▸ **What the task asks**
Filter for the word "average" and keep each matching line.

▸ **Supplied information**

****************************************

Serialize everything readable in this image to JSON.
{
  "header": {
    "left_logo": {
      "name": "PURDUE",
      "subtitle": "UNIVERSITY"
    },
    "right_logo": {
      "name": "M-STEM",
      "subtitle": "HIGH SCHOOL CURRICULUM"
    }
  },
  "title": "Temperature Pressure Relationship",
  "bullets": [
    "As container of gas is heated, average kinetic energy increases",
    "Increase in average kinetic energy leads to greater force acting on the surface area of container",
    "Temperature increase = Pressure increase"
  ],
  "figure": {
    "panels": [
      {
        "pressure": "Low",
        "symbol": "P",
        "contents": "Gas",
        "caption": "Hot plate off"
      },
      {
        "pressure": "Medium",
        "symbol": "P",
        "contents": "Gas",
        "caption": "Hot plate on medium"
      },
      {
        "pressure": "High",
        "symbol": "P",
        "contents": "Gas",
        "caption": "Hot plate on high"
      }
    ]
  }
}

****************************************

▸ **Exercise output**
    "As container of gas is heated, average kinetic energy increases",
    "Increase in average kinetic energy leads to greater force acting on the surface area of container",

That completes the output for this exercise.